* **Problem to solve**
Repeat every entry in the listing below, exactly.

* **Given entries**

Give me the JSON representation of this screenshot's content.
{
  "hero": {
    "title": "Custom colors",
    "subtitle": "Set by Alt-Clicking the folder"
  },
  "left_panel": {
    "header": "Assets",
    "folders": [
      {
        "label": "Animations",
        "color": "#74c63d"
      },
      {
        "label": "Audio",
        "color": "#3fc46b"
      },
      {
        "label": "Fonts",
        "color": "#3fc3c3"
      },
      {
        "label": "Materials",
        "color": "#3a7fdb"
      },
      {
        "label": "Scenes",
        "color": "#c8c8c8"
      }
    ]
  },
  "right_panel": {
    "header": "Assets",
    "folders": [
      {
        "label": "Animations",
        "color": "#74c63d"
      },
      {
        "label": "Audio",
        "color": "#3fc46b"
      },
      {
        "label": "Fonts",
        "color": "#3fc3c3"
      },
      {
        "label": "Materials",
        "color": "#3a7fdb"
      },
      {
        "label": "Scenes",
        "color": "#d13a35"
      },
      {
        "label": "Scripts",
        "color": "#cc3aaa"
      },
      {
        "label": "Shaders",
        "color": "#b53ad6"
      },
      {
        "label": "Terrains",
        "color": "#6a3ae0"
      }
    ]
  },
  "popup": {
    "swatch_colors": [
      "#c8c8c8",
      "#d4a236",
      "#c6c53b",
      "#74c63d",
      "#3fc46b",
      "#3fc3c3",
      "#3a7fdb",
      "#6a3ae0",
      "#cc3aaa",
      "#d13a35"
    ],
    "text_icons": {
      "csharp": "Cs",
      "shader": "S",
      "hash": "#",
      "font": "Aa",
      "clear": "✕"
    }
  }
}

* **Solution to the exercise**
Give me the JSON representation of this screenshot's content.
{
  "hero": {
    "title": "Custom colors",
    "subtitle": "Set by Alt-Clicking the folder"
  },
  "left_panel": {
    "header": "Assets",
    "folders": [
      {
        "label": "Animations",
        "color": "#74c63d"
      },
      {
        "label": "Audio",
        "color": "#3fc46b"
      },
      {
        "label": "Fonts",
        "color": "#3fc3c3"
      },
      {
        "label": "Materials",
        "color": "#3a7fdb"
      },
      {
        "label": "Scenes",
        "color": "#c8c8c8"
      }
    ]
  },
  "right_panel": {
    "header": "Assets",
    "folders": [
      {
        "label": "Animations",
        "color": "#74c63d"
      },
      {
        "label": "Audio",
        "color": "#3fc46b"
      },
      {
        "label": "Fonts",
        "color": "#3fc3c3"
      },
      {
        "label": "Materials",
        "color": "#3a7fdb"
      },
      {
        "label": "Scenes",
        "color": "#d13a35"
      },
      {
        "label": "Scripts",
        "color": "#cc3aaa"
      },
      {
        "label": "Shaders",
        "color": "#b53ad6"
      },
      {
        "label": "Terrains",
        "color": "#6a3ae0"
      }
    ]
  },
  "popup": {
    "swatch_colors": [
      "#c8c8c8",
      "#d4a236",
      "#c6c53b",
      "#74c63d",
      "#3fc46b",
      "#3fc3c3",
      "#3a7fdb",
      "#6a3ae0",
      "#cc3aaa",
      "#d13a35"
    ],
    "text_icons": {
      "csharp": "Cs",
      "shader": "S",
      "hash": "#",
      "font": "Aa",
      "clear": "✕"
    }
  }
}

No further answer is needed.